___ Listed records

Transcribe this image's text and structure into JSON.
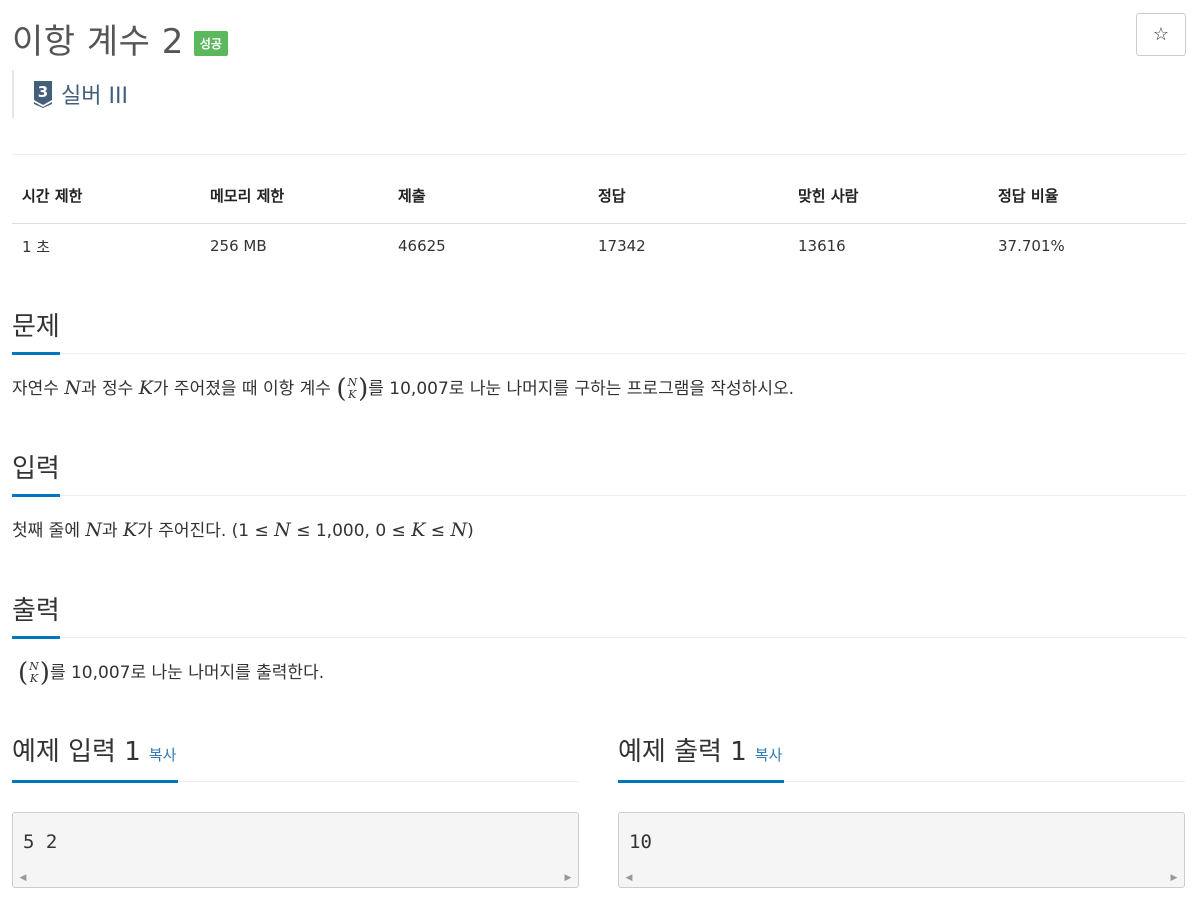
{
  "problem": {
    "title": "이항 계수 2",
    "status_badge": "성공",
    "star_icon": "☆",
    "tier_number": "3",
    "tier_label": "실버 III"
  },
  "info": {
    "headers": [
      "시간 제한",
      "메모리 제한",
      "제출",
      "정답",
      "맞힌 사람",
      "정답 비율"
    ],
    "values": [
      "1 초",
      "256 MB",
      "46625",
      "17342",
      "13616",
      "37.701%"
    ]
  },
  "sections": {
    "problem": {
      "title": "문제",
      "t1": "자연수 ",
      "N": "N",
      "t2": "과 정수 ",
      "K": "K",
      "t3": "가 주어졌을 때 이항 계수 ",
      "t4": "를 10,007로 나눈 나머지를 구하는 프로그램을 작성하시오."
    },
    "input": {
      "title": "입력",
      "t1": "첫째 줄에 ",
      "N": "N",
      "t2": "과 ",
      "K": "K",
      "t3": "가 주어진다. (1 ≤ ",
      "N2": "N",
      "t4": " ≤ 1,000, 0 ≤ ",
      "K2": "K",
      "t5": " ≤ ",
      "N3": "N",
      "t6": ")"
    },
    "output": {
      "title": "출력",
      "t1": "를 10,007로 나눈 나머지를 출력한다."
    }
  },
  "binom": {
    "open": "(",
    "close": ")",
    "top": "N",
    "bottom": "K"
  },
  "samples": {
    "input": {
      "title": "예제 입력 1",
      "copy": "복사",
      "content": "5 2"
    },
    "output": {
      "title": "예제 출력 1",
      "copy": "복사",
      "content": "10"
    },
    "scroll_left": "◀",
    "scroll_right": "▶"
  },
  "colors": {
    "badge": "#5cb85c",
    "accent": "#0076c0",
    "link": "#337ab7",
    "tier": "#435f7a"
  }
}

______

What the task asks: Return the listing above word for word, with the pictures removed.

Exercise result:
Transcribe this image's text and structure into JSON.
{
  "problem": {
    "title": "이항 계수 2",
    "status_badge": "성공",
    "star_icon": "☆",
    "tier_number": "3",
    "tier_label": "실버 III"
  },
  "info": {
    "headers": [
      "시간 제한",
      "메모리 제한",
      "제출",
      "정답",
      "맞힌 사람",
      "정답 비율"
    ],
    "values": [
      "1 초",
      "256 MB",
      "46625",
      "17342",
      "13616",
      "37.701%"
    ]
  },
  "sections": {
    "problem": {
      "title": "문제",
      "t1": "자연수 ",
      "N": "N",
      "t2": "과 정수 ",
      "K": "K",
      "t3": "가 주어졌을 때 이항 계수 ",
      "t4": "를 10,007로 나눈 나머지를 구하는 프로그램을 작성하시오."
    },
    "input": {
      "title": "입력",
      "t1": "첫째 줄에 ",
      "N": "N",
      "t2": "과 ",
      "K": "K",
      "t3": "가 주어진다. (1 ≤ ",
      "N2": "N",
      "t4": " ≤ 1,000, 0 ≤ ",
      "K2": "K",
      "t5": " ≤ ",
      "N3": "N",
      "t6": ")"
    },
    "output": {
      "title": "출력",
      "t1": "를 10,007로 나눈 나머지를 출력한다."
    }
  },
  "binom": {
    "open": "(",
    "close": ")",
    "top": "N",
    "bottom": "K"
  },
  "samples": {
    "input": {
      "title": "예제 입력 1",
      "copy": "복사",
      "content": "5 2"
    },
    "output": {
      "title": "예제 출력 1",
      "copy": "복사",
      "content": "10"
    },
    "scroll_left": "◀",
    "scroll_right": "▶"
  },
  "colors": {
    "badge": "#5cb85c",
    "accent": "#0076c0",
    "link": "#337ab7",
    "tier": "#435f7a"
  }
}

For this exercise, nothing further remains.